(Dataset items)
======

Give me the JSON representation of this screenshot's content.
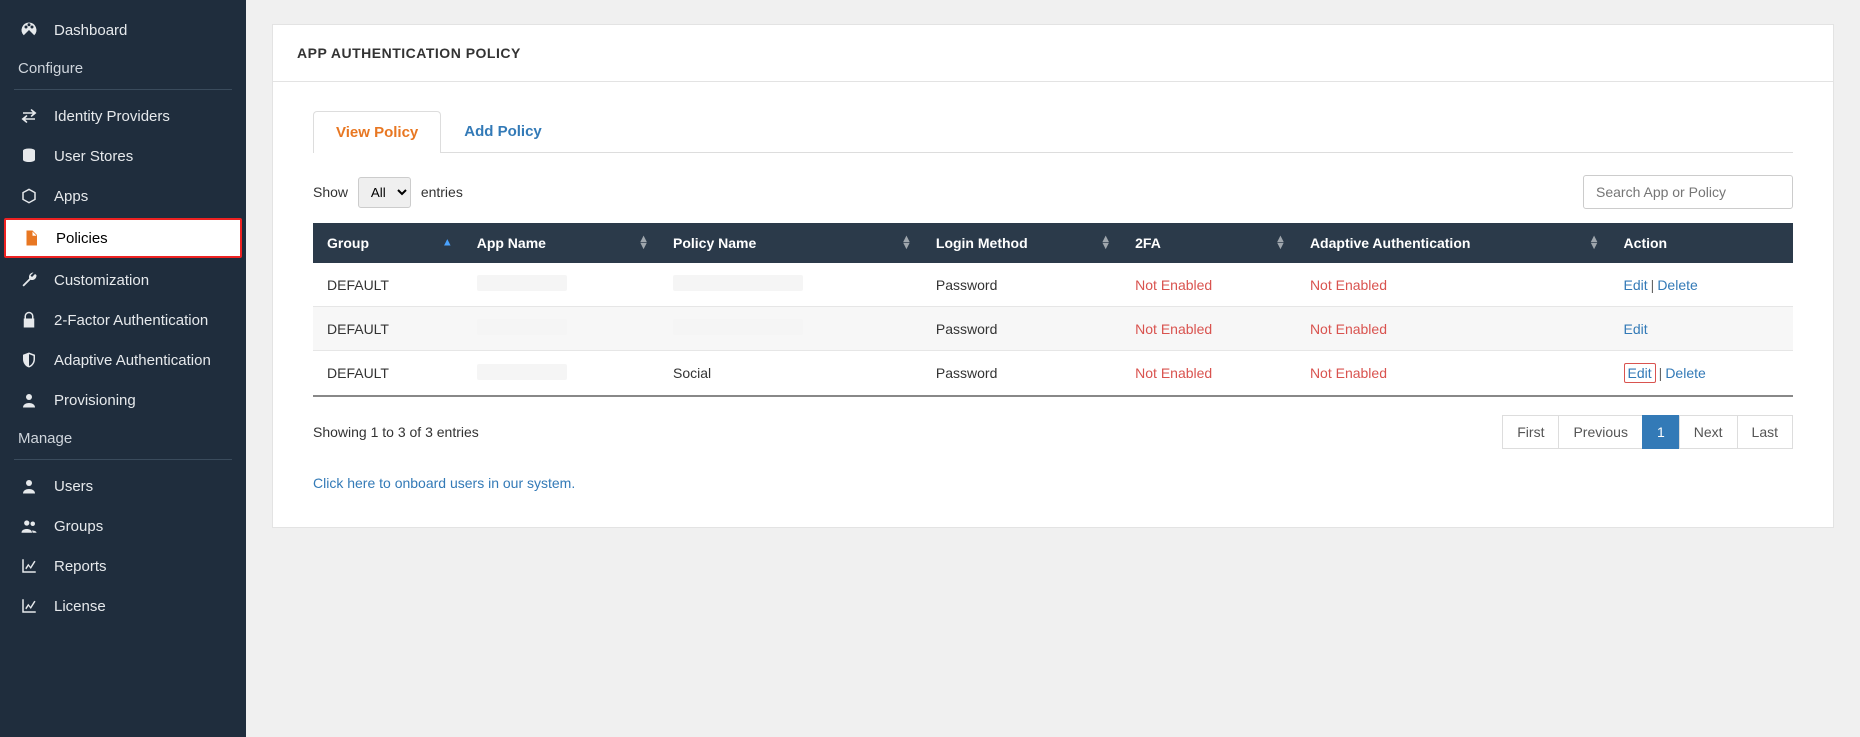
{
  "sidebar": {
    "items_top": [
      {
        "label": "Dashboard",
        "icon": "dashboard"
      }
    ],
    "section_configure": "Configure",
    "items_configure": [
      {
        "label": "Identity Providers",
        "icon": "swap"
      },
      {
        "label": "User Stores",
        "icon": "database"
      },
      {
        "label": "Apps",
        "icon": "cube"
      },
      {
        "label": "Policies",
        "icon": "file",
        "active": true
      },
      {
        "label": "Customization",
        "icon": "wrench"
      },
      {
        "label": "2-Factor Authentication",
        "icon": "lock"
      },
      {
        "label": "Adaptive Authentication",
        "icon": "shield"
      },
      {
        "label": "Provisioning",
        "icon": "user"
      }
    ],
    "section_manage": "Manage",
    "items_manage": [
      {
        "label": "Users",
        "icon": "user"
      },
      {
        "label": "Groups",
        "icon": "users"
      },
      {
        "label": "Reports",
        "icon": "chart"
      },
      {
        "label": "License",
        "icon": "chart"
      }
    ]
  },
  "header": {
    "title": "APP AUTHENTICATION POLICY"
  },
  "tabs": {
    "view": "View Policy",
    "add": "Add Policy"
  },
  "controls": {
    "show_label": "Show",
    "entries_label": "entries",
    "select_value": "All",
    "search_placeholder": "Search App or Policy"
  },
  "table": {
    "columns": {
      "group": "Group",
      "app": "App Name",
      "policy": "Policy Name",
      "login": "Login Method",
      "twofa": "2FA",
      "adaptive": "Adaptive Authentication",
      "action": "Action"
    },
    "rows": [
      {
        "group": "DEFAULT",
        "app": "",
        "policy": "",
        "login": "Password",
        "twofa": "Not Enabled",
        "adaptive": "Not Enabled",
        "actions": [
          "Edit",
          "Delete"
        ],
        "highlight": false
      },
      {
        "group": "DEFAULT",
        "app": "",
        "policy": "",
        "login": "Password",
        "twofa": "Not Enabled",
        "adaptive": "Not Enabled",
        "actions": [
          "Edit"
        ],
        "highlight": false
      },
      {
        "group": "DEFAULT",
        "app": "",
        "policy": "Social",
        "login": "Password",
        "twofa": "Not Enabled",
        "adaptive": "Not Enabled",
        "actions": [
          "Edit",
          "Delete"
        ],
        "highlight": true
      }
    ]
  },
  "footer": {
    "info": "Showing 1 to 3 of 3 entries",
    "pager": {
      "first": "First",
      "prev": "Previous",
      "page": "1",
      "next": "Next",
      "last": "Last"
    }
  },
  "onboard_link": "Click here to onboard users in our system."
}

======

- _GOAL OF THE EXERCISE_
Repeat every record above exactly, but leave out any pictures.

- _THE OUTPUT_
Give me the JSON representation of this screenshot's content.
{
  "sidebar": {
    "items_top": [
      {
        "label": "Dashboard",
        "icon": "dashboard"
      }
    ],
    "section_configure": "Configure",
    "items_configure": [
      {
        "label": "Identity Providers",
        "icon": "swap"
      },
      {
        "label": "User Stores",
        "icon": "database"
      },
      {
        "label": "Apps",
        "icon": "cube"
      },
      {
        "label": "Policies",
        "icon": "file",
        "active": true
      },
      {
        "label": "Customization",
        "icon": "wrench"
      },
      {
        "label": "2-Factor Authentication",
        "icon": "lock"
      },
      {
        "label": "Adaptive Authentication",
        "icon": "shield"
      },
      {
        "label": "Provisioning",
        "icon": "user"
      }
    ],
    "section_manage": "Manage",
    "items_manage": [
      {
        "label": "Users",
        "icon": "user"
      },
      {
        "label": "Groups",
        "icon": "users"
      },
      {
        "label": "Reports",
        "icon": "chart"
      },
      {
        "label": "License",
        "icon": "chart"
      }
    ]
  },
  "header": {
    "title": "APP AUTHENTICATION POLICY"
  },
  "tabs": {
    "view": "View Policy",
    "add": "Add Policy"
  },
  "controls": {
    "show_label": "Show",
    "entries_label": "entries",
    "select_value": "All",
    "search_placeholder": "Search App or Policy"
  },
  "table": {
    "columns": {
      "group": "Group",
      "app": "App Name",
      "policy": "Policy Name",
      "login": "Login Method",
      "twofa": "2FA",
      "adaptive": "Adaptive Authentication",
      "action": "Action"
    },
    "rows": [
      {
        "group": "DEFAULT",
        "app": "",
        "policy": "",
        "login": "Password",
        "twofa": "Not Enabled",
        "adaptive": "Not Enabled",
        "actions": [
          "Edit",
          "Delete"
        ],
        "highlight": false
      },
      {
        "group": "DEFAULT",
        "app": "",
        "policy": "",
        "login": "Password",
        "twofa": "Not Enabled",
        "adaptive": "Not Enabled",
        "actions": [
          "Edit"
        ],
        "highlight": false
      },
      {
        "group": "DEFAULT",
        "app": "",
        "policy": "Social",
        "login": "Password",
        "twofa": "Not Enabled",
        "adaptive": "Not Enabled",
        "actions": [
          "Edit",
          "Delete"
        ],
        "highlight": true
      }
    ]
  },
  "footer": {
    "info": "Showing 1 to 3 of 3 entries",
    "pager": {
      "first": "First",
      "prev": "Previous",
      "page": "1",
      "next": "Next",
      "last": "Last"
    }
  },
  "onboard_link": "Click here to onboard users in our system."
}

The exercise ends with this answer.